The task:
Track down every line below that holds "JSON" and copy it.

Items listed in a dataset:
::::::::

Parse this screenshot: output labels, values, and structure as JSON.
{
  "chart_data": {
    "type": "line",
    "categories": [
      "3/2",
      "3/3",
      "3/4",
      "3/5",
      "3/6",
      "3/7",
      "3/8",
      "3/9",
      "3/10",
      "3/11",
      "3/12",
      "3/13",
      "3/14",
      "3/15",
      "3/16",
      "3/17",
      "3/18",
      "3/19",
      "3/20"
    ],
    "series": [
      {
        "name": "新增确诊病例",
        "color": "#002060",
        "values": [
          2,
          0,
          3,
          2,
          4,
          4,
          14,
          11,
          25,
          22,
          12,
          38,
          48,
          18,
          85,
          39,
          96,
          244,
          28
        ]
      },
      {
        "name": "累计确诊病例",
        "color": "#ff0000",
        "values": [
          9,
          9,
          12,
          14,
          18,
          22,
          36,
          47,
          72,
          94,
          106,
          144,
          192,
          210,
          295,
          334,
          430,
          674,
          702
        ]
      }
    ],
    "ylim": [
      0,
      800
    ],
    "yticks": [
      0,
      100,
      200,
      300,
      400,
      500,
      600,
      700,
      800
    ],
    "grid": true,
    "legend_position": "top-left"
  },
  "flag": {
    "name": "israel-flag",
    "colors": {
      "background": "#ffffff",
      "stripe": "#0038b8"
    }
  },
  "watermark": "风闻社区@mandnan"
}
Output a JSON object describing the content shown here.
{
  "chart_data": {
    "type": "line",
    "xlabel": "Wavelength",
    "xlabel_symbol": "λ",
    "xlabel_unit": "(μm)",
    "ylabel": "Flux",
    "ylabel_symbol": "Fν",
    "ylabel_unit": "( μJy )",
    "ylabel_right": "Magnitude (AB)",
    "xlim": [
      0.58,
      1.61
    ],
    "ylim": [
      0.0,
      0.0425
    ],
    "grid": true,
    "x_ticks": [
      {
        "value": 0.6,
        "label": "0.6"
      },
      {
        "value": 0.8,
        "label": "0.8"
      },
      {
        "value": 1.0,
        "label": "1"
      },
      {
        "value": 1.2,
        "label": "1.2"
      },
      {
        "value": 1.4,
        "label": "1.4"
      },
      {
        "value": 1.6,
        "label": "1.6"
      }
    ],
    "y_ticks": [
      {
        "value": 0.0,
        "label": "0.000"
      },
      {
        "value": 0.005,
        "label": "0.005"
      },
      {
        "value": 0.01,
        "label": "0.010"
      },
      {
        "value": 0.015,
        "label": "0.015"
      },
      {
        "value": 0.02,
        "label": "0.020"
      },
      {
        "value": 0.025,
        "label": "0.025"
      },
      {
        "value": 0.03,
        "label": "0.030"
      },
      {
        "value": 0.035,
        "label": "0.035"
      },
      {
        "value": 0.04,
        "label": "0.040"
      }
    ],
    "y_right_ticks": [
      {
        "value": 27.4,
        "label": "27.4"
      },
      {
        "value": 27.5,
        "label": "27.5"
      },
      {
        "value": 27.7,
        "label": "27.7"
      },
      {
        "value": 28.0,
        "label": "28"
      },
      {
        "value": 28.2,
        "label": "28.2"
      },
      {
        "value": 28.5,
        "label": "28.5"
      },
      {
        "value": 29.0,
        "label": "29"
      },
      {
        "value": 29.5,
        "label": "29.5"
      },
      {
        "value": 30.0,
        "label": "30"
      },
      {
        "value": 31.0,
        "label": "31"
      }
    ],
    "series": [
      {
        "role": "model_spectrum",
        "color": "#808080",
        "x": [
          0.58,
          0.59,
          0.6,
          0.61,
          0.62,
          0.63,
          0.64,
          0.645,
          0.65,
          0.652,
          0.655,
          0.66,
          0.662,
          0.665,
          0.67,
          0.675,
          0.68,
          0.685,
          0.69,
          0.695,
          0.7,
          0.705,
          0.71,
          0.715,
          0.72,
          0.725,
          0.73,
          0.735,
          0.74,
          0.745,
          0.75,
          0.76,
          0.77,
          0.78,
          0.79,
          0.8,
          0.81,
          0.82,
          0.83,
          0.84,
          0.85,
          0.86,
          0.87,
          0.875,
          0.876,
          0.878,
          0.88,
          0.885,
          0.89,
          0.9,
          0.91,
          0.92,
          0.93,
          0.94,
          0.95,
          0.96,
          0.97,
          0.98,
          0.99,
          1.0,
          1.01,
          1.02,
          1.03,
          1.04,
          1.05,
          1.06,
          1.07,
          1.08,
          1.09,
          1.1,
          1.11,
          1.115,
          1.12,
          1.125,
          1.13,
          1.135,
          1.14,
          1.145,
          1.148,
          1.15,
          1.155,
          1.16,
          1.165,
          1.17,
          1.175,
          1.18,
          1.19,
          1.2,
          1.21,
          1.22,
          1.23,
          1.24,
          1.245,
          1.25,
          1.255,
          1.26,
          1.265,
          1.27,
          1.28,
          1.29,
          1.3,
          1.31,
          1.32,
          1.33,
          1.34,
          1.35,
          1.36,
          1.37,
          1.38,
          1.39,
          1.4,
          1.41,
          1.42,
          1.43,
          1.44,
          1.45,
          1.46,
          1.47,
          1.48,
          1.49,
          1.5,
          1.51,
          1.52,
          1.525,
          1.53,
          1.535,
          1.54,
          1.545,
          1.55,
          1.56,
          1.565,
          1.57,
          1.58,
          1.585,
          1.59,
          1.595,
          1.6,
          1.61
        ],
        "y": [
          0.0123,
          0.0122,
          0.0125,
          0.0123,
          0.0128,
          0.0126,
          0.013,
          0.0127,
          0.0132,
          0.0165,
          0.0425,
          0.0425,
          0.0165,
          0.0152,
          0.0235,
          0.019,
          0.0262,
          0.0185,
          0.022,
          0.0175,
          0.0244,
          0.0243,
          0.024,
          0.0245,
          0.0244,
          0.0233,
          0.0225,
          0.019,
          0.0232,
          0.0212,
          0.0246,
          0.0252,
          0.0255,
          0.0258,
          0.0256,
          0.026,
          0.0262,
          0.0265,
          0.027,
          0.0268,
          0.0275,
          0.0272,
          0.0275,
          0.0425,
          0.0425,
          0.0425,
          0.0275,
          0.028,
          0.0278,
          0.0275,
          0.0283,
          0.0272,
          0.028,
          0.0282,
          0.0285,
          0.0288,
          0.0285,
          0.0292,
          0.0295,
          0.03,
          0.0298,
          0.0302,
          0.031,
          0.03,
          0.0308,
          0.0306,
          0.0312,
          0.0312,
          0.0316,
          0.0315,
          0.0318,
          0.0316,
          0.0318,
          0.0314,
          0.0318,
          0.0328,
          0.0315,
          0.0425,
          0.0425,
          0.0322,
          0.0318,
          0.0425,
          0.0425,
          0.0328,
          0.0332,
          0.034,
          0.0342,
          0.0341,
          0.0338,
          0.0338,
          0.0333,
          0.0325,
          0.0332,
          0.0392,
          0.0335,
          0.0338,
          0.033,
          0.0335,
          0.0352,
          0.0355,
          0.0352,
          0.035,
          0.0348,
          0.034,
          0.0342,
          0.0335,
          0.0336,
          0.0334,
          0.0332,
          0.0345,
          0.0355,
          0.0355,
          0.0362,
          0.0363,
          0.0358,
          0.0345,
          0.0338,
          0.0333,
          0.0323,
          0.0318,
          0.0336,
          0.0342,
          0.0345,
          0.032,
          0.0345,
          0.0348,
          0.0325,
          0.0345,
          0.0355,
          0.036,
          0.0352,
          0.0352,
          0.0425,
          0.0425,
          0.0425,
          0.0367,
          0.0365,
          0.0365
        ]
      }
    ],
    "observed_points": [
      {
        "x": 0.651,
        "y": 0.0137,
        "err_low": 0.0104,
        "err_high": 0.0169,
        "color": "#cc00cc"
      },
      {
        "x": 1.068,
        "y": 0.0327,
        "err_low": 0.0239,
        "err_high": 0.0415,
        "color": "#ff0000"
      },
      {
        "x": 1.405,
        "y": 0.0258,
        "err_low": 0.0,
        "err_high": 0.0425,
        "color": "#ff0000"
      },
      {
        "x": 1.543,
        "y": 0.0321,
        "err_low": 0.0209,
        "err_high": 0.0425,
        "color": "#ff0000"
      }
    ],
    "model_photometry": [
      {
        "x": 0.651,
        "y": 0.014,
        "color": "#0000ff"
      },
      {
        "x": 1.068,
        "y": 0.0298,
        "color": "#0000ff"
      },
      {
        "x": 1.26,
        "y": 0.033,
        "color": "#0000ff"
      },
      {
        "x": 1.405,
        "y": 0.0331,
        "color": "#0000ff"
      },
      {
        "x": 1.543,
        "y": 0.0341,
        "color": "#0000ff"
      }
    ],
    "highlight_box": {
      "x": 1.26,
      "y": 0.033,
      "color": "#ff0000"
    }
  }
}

::::::::

Problem solution:
Parse this screenshot: output labels, values, and structure as JSON.
Output a JSON object describing the content shown here.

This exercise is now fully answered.